Objective>
Look through the records and report how many lines include the word "Code", with no other words.

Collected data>
○ ○ ○ ○ ○ ○ ○
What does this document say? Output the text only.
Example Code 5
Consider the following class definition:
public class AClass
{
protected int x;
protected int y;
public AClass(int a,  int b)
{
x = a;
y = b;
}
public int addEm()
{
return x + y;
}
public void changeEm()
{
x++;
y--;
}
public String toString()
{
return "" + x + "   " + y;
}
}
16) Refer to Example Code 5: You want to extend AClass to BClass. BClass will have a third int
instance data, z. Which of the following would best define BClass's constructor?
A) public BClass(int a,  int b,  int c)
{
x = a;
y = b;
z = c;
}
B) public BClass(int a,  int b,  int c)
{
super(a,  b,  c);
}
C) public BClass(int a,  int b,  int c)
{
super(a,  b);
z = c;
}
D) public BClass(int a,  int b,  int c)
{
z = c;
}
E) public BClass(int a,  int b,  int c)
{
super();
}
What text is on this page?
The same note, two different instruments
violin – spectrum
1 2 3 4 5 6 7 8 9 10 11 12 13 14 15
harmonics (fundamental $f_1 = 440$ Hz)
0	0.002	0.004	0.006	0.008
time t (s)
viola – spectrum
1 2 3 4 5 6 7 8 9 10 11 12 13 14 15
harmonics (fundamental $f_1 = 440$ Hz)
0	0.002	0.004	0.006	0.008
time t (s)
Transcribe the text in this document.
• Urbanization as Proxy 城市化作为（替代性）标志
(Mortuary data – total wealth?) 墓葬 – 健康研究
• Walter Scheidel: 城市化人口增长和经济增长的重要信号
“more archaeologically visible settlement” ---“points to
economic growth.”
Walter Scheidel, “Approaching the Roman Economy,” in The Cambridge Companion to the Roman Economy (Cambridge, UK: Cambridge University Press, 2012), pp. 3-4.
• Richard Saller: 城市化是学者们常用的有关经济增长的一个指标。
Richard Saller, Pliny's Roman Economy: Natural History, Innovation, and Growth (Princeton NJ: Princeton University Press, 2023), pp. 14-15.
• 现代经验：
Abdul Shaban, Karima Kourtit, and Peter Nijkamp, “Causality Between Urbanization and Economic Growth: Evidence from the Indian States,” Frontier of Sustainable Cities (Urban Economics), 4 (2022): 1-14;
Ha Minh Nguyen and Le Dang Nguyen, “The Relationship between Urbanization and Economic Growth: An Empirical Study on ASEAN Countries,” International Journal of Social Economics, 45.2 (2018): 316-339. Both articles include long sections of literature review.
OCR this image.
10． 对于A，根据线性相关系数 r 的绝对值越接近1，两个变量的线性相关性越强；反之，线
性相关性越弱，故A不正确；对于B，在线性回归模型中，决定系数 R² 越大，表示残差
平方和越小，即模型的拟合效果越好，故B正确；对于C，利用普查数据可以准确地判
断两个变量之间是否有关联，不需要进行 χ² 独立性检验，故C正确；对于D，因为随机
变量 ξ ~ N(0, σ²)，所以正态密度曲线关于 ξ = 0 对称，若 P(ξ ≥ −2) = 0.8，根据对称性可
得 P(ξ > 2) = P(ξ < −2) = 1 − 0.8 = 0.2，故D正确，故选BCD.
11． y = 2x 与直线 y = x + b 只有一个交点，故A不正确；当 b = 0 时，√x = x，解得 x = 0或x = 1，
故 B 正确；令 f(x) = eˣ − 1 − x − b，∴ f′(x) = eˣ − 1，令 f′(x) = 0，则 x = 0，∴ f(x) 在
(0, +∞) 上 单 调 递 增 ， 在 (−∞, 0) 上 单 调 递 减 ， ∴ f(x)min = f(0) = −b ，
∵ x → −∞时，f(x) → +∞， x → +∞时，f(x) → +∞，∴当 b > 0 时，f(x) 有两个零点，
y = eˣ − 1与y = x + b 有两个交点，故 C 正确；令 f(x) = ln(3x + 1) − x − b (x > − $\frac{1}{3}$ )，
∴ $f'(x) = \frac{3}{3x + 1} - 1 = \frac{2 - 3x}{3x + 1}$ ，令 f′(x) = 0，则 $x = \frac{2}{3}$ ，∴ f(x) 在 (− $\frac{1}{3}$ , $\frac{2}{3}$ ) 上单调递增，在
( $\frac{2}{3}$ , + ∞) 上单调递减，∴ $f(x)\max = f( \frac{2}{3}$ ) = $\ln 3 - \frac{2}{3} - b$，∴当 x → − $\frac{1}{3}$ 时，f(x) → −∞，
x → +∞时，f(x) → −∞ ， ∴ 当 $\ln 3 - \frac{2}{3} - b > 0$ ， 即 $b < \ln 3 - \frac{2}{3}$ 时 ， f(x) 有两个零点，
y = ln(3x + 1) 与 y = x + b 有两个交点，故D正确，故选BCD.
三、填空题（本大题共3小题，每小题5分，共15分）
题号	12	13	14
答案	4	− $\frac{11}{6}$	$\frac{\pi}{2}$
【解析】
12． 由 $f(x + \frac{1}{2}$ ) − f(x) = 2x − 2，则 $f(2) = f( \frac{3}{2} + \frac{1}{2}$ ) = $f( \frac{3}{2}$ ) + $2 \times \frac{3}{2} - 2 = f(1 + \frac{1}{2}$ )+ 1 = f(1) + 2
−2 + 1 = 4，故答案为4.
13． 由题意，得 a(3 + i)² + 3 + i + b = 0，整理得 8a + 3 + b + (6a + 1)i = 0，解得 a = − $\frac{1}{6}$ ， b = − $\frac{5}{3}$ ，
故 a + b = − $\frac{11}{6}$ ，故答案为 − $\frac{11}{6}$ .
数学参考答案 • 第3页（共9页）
○ ○ ○ ○ ○ ○ ○
Answer to the problem>
2